__What you should do__:
Could you write out the records below exactly as they appear, leaving out any pictures?

__Given data__:
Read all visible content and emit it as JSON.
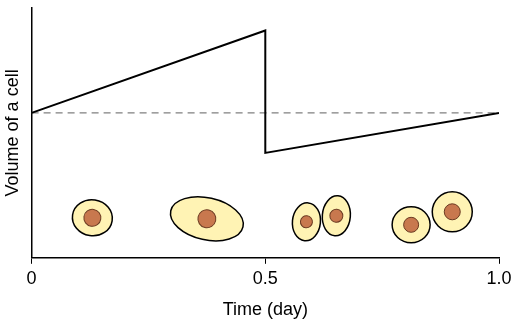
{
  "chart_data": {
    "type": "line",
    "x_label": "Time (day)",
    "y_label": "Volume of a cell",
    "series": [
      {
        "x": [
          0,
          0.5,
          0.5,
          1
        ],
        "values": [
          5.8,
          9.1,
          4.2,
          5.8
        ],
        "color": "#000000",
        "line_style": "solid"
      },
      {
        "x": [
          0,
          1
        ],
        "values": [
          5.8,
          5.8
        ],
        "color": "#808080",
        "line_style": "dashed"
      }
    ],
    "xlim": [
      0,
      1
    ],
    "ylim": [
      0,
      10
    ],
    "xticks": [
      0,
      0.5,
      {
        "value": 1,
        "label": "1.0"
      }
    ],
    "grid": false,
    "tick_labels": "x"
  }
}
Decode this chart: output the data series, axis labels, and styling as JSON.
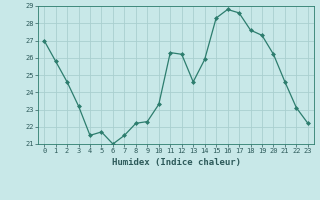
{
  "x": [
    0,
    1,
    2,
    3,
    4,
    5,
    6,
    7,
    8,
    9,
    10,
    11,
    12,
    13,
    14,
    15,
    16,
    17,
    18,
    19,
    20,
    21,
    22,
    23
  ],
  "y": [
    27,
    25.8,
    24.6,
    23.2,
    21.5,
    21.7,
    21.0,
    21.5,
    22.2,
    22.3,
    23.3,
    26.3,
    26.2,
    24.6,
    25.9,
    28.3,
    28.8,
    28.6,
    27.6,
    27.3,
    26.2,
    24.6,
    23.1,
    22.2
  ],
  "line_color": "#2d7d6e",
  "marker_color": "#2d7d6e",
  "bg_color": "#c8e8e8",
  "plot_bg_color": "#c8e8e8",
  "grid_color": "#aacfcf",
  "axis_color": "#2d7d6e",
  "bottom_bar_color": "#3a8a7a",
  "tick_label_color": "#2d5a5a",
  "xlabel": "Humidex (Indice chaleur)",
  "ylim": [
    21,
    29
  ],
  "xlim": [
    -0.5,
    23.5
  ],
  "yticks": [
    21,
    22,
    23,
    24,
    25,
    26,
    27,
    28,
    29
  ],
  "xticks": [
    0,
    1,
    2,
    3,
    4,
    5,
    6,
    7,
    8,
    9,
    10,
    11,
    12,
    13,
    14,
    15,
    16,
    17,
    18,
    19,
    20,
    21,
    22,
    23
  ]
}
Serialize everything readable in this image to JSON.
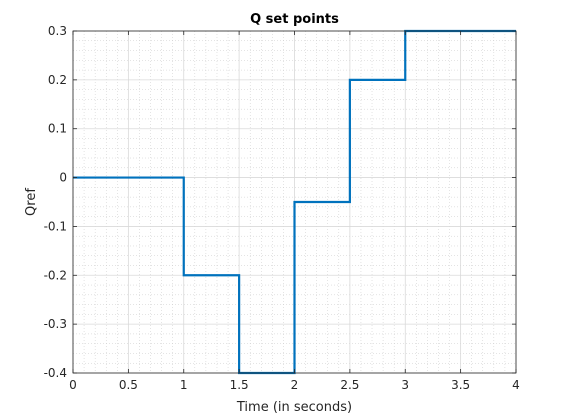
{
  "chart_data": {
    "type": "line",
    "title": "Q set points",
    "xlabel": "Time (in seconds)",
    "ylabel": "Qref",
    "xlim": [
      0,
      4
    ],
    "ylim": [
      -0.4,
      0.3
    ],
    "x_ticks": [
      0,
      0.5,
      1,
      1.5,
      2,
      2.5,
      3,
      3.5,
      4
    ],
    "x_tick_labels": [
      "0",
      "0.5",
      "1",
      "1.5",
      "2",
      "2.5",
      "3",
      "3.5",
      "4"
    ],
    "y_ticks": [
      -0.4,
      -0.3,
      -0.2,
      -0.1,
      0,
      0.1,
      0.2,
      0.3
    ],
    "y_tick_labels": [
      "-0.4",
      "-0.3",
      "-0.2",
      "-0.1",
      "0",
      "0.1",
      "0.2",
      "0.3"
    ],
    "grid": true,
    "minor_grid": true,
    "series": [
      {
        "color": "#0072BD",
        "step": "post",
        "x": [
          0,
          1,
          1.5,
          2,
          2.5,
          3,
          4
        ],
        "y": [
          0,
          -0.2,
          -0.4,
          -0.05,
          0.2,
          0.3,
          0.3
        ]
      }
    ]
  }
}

__Written answer__:
Read all visible content and emit it as JSON.
{
  "chart_data": {
    "type": "line",
    "x_label": "Time (day)",
    "y_label": "Volume of a cell",
    "series": [
      {
        "x": [
          0,
          0.5,
          0.5,
          1
        ],
        "values": [
          5.8,
          9.1,
          4.2,
          5.8
        ],
        "color": "#000000",
        "line_style": "solid"
      },
      {
        "x": [
          0,
          1
        ],
        "values": [
          5.8,
          5.8
        ],
        "color": "#808080",
        "line_style": "dashed"
      }
    ],
    "xlim": [
      0,
      1
    ],
    "ylim": [
      0,
      10
    ],
    "xticks": [
      0,
      0.5,
      {
        "value": 1,
        "label": "1.0"
      }
    ],
    "grid": false,
    "tick_labels": "x"
  }
}
Decode this chart: output the data series, axis labels, and styling as JSON.
{
  "x": [
    0,
    1,
    2,
    3,
    4,
    5,
    6,
    7,
    8,
    9,
    10,
    11,
    12,
    13,
    14,
    15,
    16,
    17,
    18,
    19,
    20,
    21,
    22,
    23
  ],
  "y": [
    27,
    25.8,
    24.6,
    23.2,
    21.5,
    21.7,
    21.0,
    21.5,
    22.2,
    22.3,
    23.3,
    26.3,
    26.2,
    24.6,
    25.9,
    28.3,
    28.8,
    28.6,
    27.6,
    27.3,
    26.2,
    24.6,
    23.1,
    22.2
  ],
  "line_color": "#2d7d6e",
  "marker_color": "#2d7d6e",
  "bg_color": "#c8e8e8",
  "plot_bg_color": "#c8e8e8",
  "grid_color": "#aacfcf",
  "axis_color": "#2d7d6e",
  "bottom_bar_color": "#3a8a7a",
  "tick_label_color": "#2d5a5a",
  "xlabel": "Humidex (Indice chaleur)",
  "ylim": [
    21,
    29
  ],
  "xlim": [
    -0.5,
    23.5
  ],
  "yticks": [
    21,
    22,
    23,
    24,
    25,
    26,
    27,
    28,
    29
  ],
  "xticks": [
    0,
    1,
    2,
    3,
    4,
    5,
    6,
    7,
    8,
    9,
    10,
    11,
    12,
    13,
    14,
    15,
    16,
    17,
    18,
    19,
    20,
    21,
    22,
    23
  ]
}
Serialize everything readable in this image to JSON.
{
  "chart_data": {
    "type": "line",
    "title": "Q set points",
    "xlabel": "Time (in seconds)",
    "ylabel": "Qref",
    "xlim": [
      0,
      4
    ],
    "ylim": [
      -0.4,
      0.3
    ],
    "x_ticks": [
      0,
      0.5,
      1,
      1.5,
      2,
      2.5,
      3,
      3.5,
      4
    ],
    "x_tick_labels": [
      "0",
      "0.5",
      "1",
      "1.5",
      "2",
      "2.5",
      "3",
      "3.5",
      "4"
    ],
    "y_ticks": [
      -0.4,
      -0.3,
      -0.2,
      -0.1,
      0,
      0.1,
      0.2,
      0.3
    ],
    "y_tick_labels": [
      "-0.4",
      "-0.3",
      "-0.2",
      "-0.1",
      "0",
      "0.1",
      "0.2",
      "0.3"
    ],
    "grid": true,
    "minor_grid": true,
    "series": [
      {
        "color": "#0072BD",
        "step": "post",
        "x": [
          0,
          1,
          1.5,
          2,
          2.5,
          3,
          4
        ],
        "y": [
          0,
          -0.2,
          -0.4,
          -0.05,
          0.2,
          0.3,
          0.3
        ]
      }
    ]
  }
}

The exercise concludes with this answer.